Short task ::
State how many lines of the entries hold the string "ffffff", and nothing more.

Records to use ::
[start]

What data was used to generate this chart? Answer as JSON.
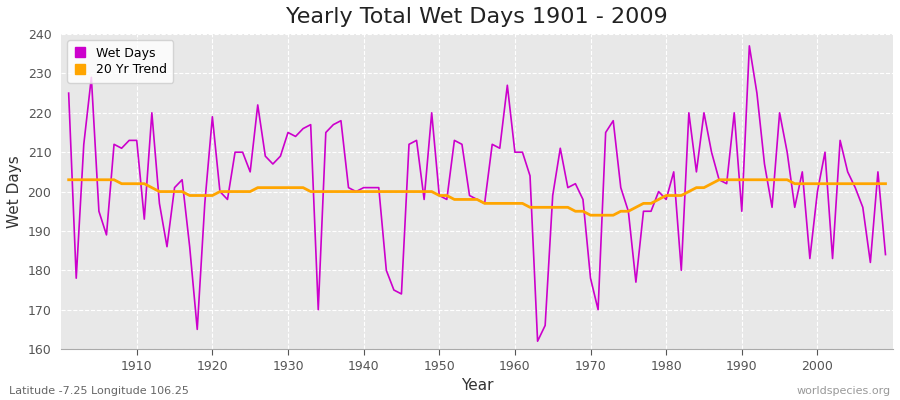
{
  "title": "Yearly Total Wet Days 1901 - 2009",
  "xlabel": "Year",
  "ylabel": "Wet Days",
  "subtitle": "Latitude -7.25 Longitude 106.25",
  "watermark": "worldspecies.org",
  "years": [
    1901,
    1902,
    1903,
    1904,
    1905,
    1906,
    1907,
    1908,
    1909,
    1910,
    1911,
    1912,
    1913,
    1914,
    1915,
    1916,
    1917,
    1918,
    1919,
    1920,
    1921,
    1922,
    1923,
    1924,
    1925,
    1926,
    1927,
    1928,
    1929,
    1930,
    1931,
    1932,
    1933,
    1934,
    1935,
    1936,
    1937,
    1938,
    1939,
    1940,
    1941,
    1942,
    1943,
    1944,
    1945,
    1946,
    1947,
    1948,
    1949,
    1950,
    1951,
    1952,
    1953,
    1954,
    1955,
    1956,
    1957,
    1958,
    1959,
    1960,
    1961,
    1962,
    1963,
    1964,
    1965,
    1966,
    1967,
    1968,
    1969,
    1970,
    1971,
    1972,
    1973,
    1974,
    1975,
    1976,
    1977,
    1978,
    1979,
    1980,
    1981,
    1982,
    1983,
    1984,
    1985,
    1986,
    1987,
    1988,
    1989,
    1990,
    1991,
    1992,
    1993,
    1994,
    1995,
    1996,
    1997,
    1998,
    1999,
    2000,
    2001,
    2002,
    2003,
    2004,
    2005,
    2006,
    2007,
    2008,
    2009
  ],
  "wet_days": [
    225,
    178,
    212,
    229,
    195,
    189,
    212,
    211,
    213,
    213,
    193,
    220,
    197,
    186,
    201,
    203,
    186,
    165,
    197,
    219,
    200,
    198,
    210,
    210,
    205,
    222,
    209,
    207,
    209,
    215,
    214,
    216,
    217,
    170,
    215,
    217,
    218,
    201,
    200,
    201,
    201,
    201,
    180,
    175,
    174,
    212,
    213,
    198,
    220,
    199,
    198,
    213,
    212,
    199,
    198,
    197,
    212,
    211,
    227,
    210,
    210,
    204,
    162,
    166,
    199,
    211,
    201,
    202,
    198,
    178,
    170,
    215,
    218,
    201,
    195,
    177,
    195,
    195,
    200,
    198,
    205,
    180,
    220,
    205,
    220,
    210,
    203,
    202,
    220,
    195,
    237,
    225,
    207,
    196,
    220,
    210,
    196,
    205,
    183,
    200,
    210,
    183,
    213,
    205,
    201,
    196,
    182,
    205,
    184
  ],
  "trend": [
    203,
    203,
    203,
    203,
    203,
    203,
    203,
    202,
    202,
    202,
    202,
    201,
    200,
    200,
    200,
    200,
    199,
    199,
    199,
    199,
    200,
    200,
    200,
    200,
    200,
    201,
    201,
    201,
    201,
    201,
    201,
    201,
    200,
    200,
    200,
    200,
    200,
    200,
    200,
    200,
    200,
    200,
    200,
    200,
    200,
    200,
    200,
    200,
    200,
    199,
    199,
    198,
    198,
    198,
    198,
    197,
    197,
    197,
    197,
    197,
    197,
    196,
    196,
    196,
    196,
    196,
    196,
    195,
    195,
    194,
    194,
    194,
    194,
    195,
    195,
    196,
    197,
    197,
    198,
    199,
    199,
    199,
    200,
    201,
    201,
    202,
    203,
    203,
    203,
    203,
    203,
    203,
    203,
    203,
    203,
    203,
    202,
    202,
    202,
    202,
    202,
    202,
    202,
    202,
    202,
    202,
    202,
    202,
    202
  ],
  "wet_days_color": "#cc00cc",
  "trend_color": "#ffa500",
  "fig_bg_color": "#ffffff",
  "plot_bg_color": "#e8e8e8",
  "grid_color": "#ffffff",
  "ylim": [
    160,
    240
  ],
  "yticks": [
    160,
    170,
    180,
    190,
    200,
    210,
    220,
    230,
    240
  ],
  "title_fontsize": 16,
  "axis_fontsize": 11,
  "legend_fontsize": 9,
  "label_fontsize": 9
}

[end]
[start]

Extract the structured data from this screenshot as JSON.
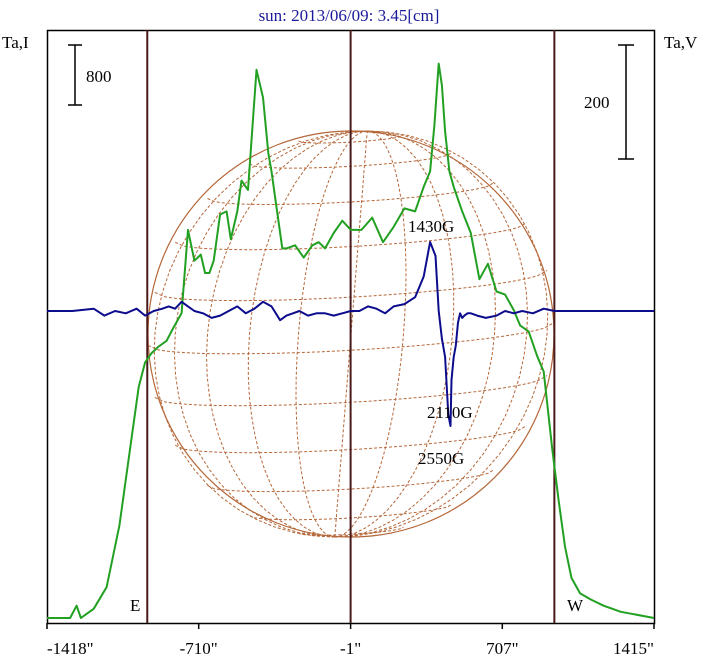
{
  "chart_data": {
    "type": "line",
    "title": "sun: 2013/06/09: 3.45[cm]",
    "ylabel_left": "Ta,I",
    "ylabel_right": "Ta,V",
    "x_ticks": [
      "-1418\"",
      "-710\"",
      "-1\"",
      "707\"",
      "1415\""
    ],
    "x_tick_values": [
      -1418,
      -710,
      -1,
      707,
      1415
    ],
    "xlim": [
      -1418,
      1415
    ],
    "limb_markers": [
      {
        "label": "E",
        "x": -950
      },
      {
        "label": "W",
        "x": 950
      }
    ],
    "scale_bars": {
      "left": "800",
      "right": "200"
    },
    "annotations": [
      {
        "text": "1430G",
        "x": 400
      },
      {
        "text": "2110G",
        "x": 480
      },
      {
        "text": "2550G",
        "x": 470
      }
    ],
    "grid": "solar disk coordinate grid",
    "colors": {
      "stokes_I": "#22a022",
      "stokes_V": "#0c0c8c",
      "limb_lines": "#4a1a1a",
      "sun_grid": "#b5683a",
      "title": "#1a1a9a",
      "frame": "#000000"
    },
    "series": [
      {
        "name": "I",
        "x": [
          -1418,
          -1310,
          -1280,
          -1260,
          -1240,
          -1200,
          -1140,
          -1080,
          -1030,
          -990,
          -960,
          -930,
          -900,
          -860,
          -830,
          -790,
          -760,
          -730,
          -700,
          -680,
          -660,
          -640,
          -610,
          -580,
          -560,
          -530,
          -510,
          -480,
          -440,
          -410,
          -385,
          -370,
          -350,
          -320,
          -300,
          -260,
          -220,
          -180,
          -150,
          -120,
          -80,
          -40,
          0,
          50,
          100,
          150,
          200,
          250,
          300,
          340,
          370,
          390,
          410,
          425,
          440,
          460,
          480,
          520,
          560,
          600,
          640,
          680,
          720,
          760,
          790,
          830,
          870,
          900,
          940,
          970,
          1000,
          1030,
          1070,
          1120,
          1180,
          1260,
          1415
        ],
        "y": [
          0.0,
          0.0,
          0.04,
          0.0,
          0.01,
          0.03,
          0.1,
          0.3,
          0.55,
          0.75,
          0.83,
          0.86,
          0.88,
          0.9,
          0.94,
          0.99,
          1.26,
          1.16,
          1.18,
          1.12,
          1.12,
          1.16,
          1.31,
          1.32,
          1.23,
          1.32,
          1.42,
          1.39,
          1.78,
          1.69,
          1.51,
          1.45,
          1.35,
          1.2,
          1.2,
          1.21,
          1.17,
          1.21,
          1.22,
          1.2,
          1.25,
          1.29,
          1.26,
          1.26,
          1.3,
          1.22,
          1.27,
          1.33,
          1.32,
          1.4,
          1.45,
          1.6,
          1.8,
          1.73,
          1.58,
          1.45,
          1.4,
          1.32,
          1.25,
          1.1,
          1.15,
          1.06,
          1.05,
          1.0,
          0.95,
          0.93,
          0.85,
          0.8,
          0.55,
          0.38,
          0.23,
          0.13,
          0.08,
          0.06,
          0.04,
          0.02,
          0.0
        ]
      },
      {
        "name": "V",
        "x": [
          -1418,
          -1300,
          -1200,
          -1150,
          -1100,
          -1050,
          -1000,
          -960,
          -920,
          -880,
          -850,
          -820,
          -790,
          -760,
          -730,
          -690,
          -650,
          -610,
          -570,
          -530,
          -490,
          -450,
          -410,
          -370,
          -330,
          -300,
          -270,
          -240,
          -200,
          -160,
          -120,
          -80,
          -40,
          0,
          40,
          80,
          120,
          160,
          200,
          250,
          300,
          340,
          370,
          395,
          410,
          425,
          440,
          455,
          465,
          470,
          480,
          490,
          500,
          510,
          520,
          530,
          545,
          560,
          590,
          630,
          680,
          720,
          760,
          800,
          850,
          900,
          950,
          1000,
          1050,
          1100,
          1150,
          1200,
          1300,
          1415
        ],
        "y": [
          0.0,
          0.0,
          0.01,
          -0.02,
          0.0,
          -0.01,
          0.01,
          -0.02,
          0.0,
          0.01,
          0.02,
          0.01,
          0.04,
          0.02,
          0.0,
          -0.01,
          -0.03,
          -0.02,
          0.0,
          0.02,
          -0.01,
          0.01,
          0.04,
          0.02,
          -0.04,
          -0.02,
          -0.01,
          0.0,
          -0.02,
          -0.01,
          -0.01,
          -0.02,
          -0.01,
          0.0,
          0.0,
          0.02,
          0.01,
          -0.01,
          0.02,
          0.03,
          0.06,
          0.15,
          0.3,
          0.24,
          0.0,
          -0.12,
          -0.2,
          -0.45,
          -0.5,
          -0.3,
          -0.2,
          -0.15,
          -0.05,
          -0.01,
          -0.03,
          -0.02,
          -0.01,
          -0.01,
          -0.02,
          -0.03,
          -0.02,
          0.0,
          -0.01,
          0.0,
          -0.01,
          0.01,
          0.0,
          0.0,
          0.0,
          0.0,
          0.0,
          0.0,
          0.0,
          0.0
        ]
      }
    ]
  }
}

[end]

Answer to the exercise ::
2